START RECORDS FOR THIS TASK

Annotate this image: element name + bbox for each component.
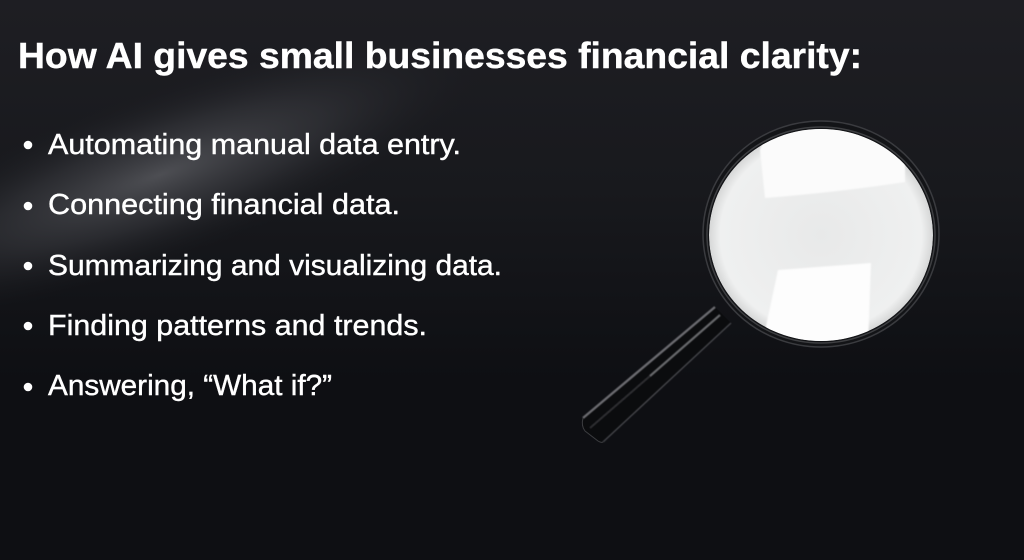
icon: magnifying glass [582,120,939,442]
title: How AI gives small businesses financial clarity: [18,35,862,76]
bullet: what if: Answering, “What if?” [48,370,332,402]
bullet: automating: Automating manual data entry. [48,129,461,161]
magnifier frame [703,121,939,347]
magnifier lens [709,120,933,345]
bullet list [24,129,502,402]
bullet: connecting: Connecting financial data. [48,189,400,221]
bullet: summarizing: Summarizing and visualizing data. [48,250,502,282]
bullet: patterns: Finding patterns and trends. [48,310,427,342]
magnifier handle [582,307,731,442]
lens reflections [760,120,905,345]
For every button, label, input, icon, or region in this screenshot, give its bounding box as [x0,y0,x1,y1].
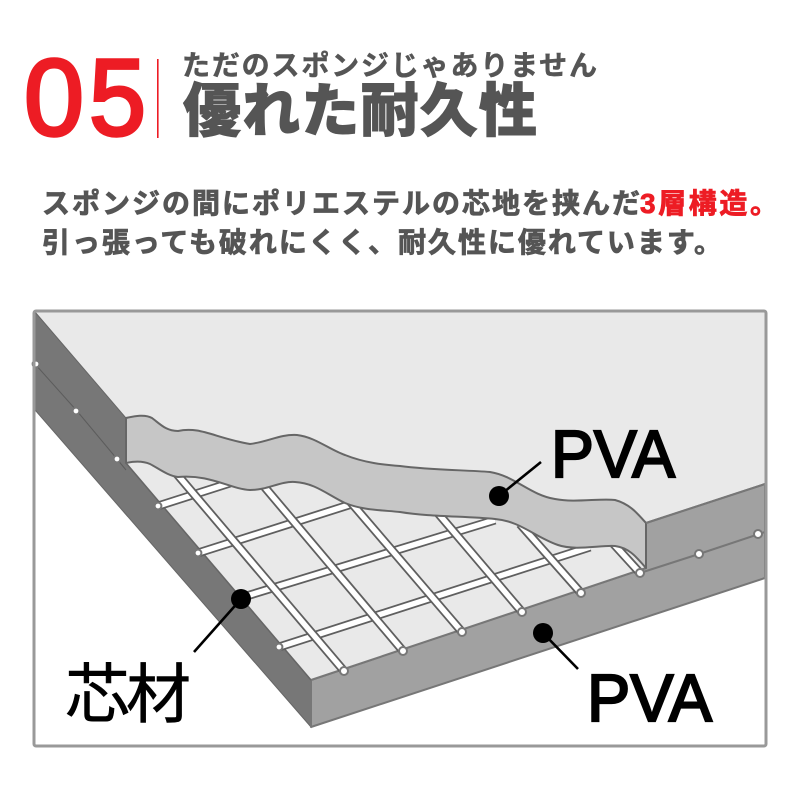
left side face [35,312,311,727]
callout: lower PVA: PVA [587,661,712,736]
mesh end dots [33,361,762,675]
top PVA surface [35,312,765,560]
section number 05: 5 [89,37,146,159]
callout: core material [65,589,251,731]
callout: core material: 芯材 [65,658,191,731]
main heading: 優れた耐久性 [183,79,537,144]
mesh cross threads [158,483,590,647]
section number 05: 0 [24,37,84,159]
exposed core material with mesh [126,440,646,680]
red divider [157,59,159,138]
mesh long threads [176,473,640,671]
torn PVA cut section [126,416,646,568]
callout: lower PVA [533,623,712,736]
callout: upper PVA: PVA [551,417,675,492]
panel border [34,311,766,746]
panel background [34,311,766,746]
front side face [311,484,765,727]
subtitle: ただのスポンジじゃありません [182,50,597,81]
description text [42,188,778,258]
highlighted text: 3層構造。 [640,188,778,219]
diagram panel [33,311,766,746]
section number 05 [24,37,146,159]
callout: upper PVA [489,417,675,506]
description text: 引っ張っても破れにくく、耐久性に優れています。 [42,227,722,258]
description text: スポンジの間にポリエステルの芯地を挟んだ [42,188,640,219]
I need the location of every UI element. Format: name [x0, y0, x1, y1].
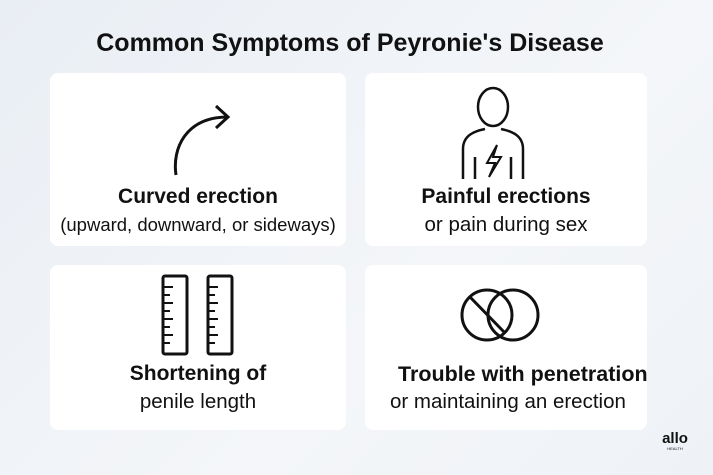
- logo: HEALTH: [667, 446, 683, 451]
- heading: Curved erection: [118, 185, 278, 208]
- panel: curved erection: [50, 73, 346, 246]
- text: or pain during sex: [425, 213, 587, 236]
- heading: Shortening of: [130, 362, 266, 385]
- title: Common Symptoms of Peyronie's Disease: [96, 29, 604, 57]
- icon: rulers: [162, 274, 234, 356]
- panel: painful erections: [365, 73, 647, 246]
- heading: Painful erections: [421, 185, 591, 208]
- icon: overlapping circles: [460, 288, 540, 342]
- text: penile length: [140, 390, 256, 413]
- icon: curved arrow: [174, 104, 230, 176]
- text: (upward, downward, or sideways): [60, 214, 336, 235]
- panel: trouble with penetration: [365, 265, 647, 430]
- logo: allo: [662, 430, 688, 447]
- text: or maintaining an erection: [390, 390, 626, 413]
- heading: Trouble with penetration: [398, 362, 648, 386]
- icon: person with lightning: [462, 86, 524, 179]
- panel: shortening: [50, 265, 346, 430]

END RECORDS FOR THIS TASK
START RECORDS FOR THIS TASK

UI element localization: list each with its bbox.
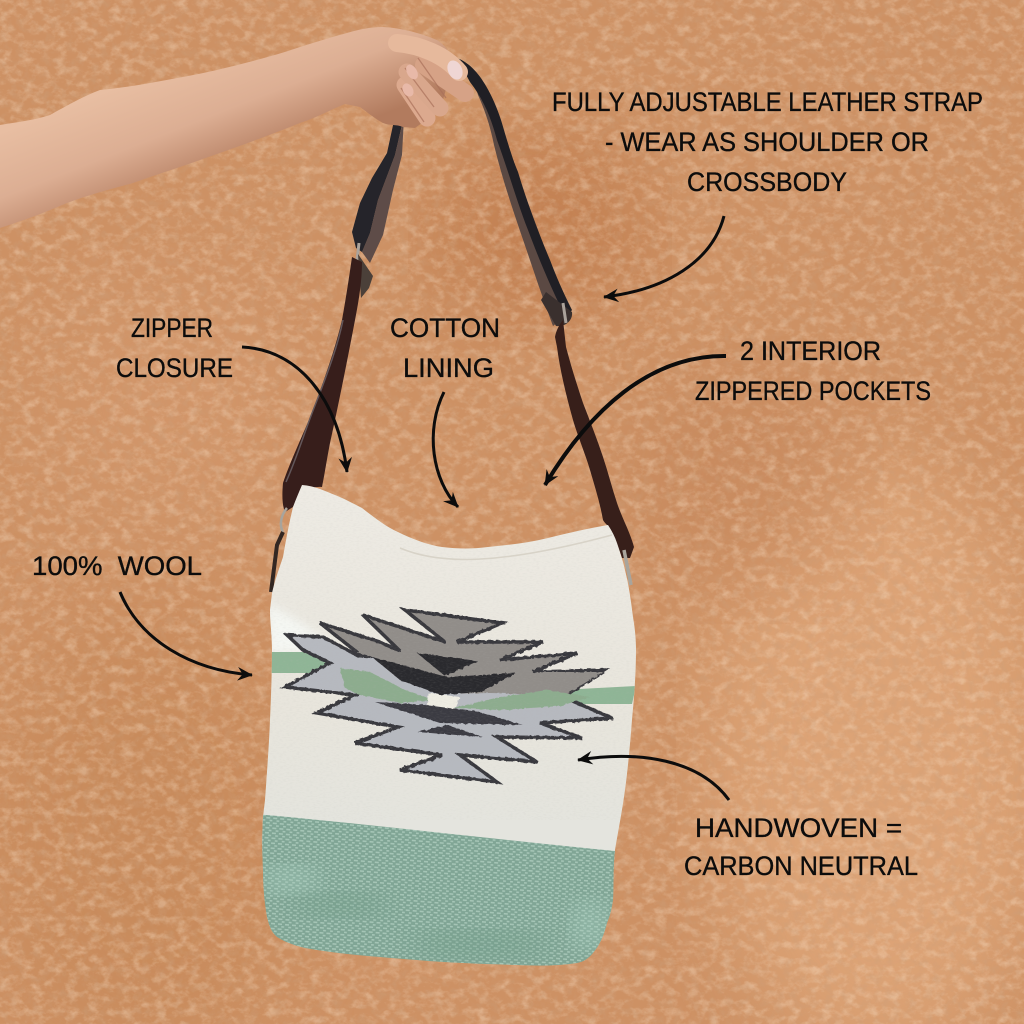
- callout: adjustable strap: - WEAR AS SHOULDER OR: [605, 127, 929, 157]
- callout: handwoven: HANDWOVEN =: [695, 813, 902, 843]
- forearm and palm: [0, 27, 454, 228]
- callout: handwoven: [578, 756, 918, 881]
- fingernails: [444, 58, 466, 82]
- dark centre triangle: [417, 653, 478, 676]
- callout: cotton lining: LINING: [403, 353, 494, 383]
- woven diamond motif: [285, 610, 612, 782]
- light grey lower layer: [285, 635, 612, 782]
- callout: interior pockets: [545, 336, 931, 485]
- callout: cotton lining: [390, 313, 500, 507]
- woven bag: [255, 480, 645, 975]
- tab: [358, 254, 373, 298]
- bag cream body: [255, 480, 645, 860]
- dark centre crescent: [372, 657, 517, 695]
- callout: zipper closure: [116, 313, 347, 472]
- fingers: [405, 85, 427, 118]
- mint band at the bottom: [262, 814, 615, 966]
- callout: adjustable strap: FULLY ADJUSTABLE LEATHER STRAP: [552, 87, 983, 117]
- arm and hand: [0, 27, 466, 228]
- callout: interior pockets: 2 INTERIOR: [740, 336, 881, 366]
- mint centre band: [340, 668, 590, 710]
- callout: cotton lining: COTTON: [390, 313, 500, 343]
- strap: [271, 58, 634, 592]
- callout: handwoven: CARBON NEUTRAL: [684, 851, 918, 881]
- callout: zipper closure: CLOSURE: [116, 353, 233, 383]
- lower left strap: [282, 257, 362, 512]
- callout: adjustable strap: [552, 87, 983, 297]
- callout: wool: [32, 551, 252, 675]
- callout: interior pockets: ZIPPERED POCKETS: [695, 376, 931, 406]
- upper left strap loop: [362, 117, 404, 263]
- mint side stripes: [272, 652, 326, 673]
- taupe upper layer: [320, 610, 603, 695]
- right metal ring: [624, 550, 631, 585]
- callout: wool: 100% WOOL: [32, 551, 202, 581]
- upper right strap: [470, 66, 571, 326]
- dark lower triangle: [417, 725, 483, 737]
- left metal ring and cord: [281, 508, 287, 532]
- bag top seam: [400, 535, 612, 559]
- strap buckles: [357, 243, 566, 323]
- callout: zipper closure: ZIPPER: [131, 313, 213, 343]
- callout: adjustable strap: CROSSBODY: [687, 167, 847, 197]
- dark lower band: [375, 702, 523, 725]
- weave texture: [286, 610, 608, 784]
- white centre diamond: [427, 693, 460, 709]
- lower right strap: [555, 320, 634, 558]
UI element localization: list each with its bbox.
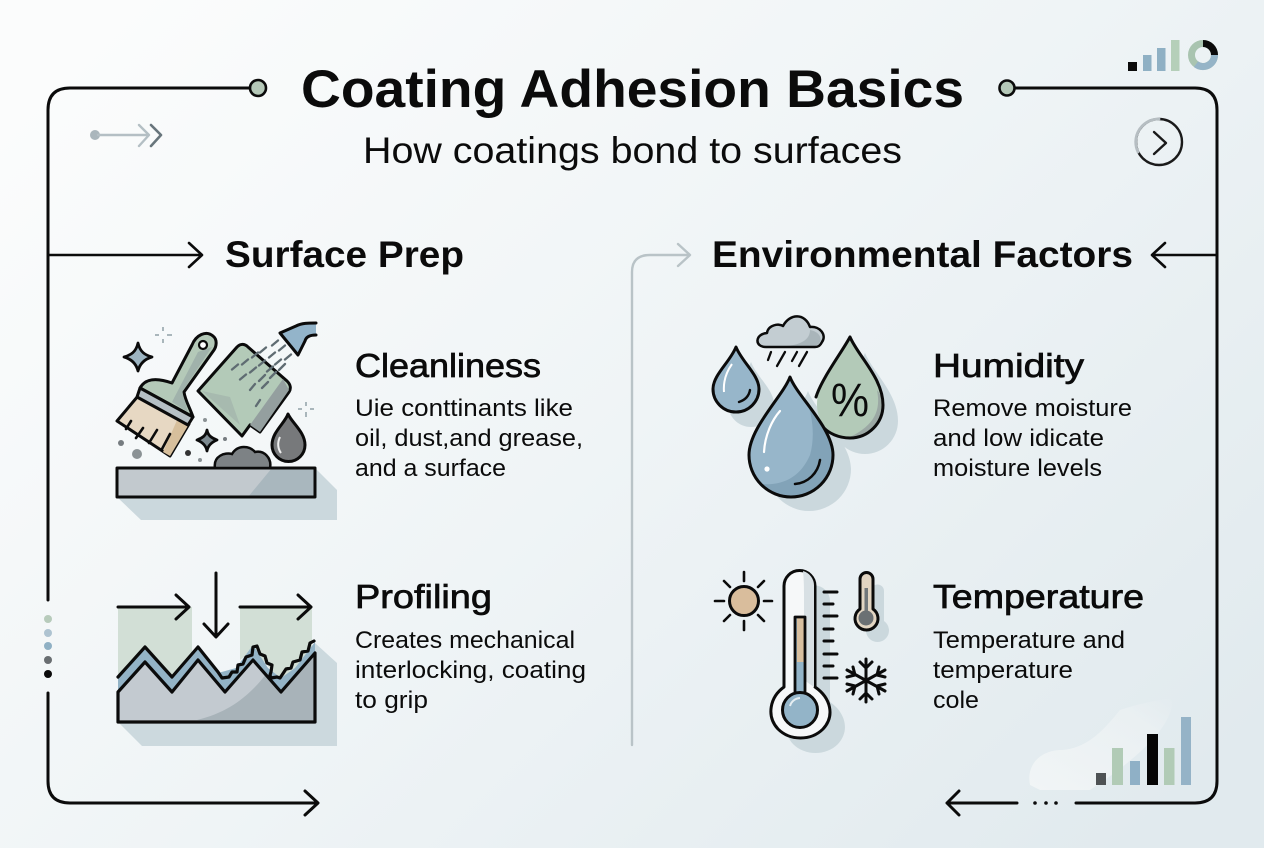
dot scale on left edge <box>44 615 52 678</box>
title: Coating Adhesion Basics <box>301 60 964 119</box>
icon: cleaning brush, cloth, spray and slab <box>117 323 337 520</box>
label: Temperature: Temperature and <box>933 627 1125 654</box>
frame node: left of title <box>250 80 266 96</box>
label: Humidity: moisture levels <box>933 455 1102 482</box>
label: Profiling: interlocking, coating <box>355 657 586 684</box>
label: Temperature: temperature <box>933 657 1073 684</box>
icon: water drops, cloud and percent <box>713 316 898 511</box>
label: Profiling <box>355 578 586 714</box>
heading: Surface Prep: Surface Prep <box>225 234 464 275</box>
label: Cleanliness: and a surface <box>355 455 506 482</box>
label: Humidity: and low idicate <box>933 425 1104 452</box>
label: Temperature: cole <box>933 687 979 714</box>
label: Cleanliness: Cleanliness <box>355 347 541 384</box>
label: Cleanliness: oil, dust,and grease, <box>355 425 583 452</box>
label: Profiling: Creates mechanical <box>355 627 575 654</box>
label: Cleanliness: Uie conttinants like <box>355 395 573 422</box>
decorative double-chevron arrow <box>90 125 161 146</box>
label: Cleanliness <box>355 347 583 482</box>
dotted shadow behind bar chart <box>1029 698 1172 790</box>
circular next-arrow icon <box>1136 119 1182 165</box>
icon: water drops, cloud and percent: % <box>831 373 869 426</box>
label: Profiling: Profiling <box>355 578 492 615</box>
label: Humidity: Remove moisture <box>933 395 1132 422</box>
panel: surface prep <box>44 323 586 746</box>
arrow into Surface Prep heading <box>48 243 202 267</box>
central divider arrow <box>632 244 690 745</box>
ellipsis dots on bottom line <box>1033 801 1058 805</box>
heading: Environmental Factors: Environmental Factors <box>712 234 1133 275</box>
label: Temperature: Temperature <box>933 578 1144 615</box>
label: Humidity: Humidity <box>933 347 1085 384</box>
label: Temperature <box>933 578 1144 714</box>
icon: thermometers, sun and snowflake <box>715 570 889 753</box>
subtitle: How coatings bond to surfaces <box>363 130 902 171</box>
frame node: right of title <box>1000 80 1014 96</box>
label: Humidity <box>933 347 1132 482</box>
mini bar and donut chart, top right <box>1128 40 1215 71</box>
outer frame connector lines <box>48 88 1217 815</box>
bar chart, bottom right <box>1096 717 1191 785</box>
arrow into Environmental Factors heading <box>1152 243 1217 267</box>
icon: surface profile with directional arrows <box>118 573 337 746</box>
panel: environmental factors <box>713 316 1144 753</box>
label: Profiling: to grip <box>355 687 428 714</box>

END RECORDS FOR THIS TASK
START RECORDS FOR THIS TASK

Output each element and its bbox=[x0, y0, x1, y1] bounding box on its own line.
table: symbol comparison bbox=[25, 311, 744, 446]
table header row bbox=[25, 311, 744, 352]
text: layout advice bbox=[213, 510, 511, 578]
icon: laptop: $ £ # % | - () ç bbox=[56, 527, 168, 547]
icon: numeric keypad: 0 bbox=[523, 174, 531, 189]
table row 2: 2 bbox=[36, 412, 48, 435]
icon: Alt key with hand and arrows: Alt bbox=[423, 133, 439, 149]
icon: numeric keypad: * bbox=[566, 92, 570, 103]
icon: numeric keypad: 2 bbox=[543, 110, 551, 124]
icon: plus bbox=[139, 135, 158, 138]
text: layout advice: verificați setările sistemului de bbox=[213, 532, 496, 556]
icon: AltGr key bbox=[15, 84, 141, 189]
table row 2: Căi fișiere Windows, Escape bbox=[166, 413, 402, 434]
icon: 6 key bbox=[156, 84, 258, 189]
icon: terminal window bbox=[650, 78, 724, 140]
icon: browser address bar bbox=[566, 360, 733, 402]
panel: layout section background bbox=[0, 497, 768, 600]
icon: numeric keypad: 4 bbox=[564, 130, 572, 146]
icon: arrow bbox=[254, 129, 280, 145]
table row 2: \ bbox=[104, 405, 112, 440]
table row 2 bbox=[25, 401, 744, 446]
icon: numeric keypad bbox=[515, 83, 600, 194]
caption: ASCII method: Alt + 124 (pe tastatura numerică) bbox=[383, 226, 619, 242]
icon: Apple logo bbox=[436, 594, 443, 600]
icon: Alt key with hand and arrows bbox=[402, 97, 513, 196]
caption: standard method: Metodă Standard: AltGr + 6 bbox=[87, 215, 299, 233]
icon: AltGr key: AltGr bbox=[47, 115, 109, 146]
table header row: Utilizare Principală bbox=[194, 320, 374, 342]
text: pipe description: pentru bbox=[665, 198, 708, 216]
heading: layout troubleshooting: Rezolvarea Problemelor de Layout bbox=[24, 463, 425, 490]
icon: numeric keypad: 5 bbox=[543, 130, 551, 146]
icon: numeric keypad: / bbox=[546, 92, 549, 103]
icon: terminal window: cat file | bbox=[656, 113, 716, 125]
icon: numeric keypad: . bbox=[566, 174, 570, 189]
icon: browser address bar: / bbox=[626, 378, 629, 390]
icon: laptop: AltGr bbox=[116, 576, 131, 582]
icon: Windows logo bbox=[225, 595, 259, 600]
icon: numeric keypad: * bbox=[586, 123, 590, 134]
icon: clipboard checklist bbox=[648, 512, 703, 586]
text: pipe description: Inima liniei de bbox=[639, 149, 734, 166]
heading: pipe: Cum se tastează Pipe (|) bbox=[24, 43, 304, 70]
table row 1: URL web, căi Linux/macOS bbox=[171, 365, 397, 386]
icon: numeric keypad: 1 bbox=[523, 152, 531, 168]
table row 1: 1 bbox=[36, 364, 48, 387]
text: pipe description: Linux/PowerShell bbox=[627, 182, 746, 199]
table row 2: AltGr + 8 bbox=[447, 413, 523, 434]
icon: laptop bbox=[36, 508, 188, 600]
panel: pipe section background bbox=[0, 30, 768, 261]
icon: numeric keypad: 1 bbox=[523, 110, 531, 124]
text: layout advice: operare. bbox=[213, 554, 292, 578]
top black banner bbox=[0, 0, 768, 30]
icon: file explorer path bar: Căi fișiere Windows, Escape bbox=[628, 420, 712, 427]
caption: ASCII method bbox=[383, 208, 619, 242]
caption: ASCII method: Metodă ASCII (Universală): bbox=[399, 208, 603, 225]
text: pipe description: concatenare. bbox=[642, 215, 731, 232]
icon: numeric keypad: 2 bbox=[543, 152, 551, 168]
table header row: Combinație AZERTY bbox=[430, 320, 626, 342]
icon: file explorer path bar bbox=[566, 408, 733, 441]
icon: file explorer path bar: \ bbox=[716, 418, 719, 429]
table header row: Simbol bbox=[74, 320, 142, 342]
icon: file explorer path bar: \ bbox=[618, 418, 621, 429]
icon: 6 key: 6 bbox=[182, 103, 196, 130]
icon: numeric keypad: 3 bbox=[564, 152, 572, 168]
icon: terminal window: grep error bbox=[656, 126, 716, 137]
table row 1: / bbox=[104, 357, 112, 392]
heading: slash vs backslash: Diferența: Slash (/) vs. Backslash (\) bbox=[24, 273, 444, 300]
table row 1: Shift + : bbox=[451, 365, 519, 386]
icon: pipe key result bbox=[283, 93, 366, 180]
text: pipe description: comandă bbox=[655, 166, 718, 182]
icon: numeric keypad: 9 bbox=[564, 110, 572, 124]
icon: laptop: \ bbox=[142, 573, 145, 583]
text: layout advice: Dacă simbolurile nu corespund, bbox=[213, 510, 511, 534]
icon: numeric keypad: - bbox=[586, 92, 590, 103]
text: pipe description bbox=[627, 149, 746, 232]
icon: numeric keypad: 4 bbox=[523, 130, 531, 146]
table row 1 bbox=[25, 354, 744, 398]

END RECORDS FOR THIS TASK

## SET TASK
Update the lines that open with the one containing "dot scale on" and close with the one containing "label: Cleanliness <box>355 347 583 482</box>", changing every "Humidity" to "Moisture" and leaving everything else as it is.

## ANSWER TO THIS PROBLEM
dot scale on left edge <box>44 615 52 678</box>
title: Coating Adhesion Basics <box>301 60 964 119</box>
icon: cleaning brush, cloth, spray and slab <box>117 323 337 520</box>
label: Temperature: Temperature and <box>933 627 1125 654</box>
frame node: left of title <box>250 80 266 96</box>
label: Moisture: moisture levels <box>933 455 1102 482</box>
label: Profiling: interlocking, coating <box>355 657 586 684</box>
label: Temperature: temperature <box>933 657 1073 684</box>
icon: water drops, cloud and percent <box>713 316 898 511</box>
label: Profiling <box>355 578 586 714</box>
heading: Surface Prep: Surface Prep <box>225 234 464 275</box>
label: Cleanliness: and a surface <box>355 455 506 482</box>
label: Moisture: and low idicate <box>933 425 1104 452</box>
label: Temperature: cole <box>933 687 979 714</box>
label: Cleanliness: Cleanliness <box>355 347 541 384</box>
label: Cleanliness: oil, dust,and grease, <box>355 425 583 452</box>
label: Profiling: Creates mechanical <box>355 627 575 654</box>
label: Cleanliness: Uie conttinants like <box>355 395 573 422</box>
decorative double-chevron arrow <box>90 125 161 146</box>
label: Cleanliness <box>355 347 583 482</box>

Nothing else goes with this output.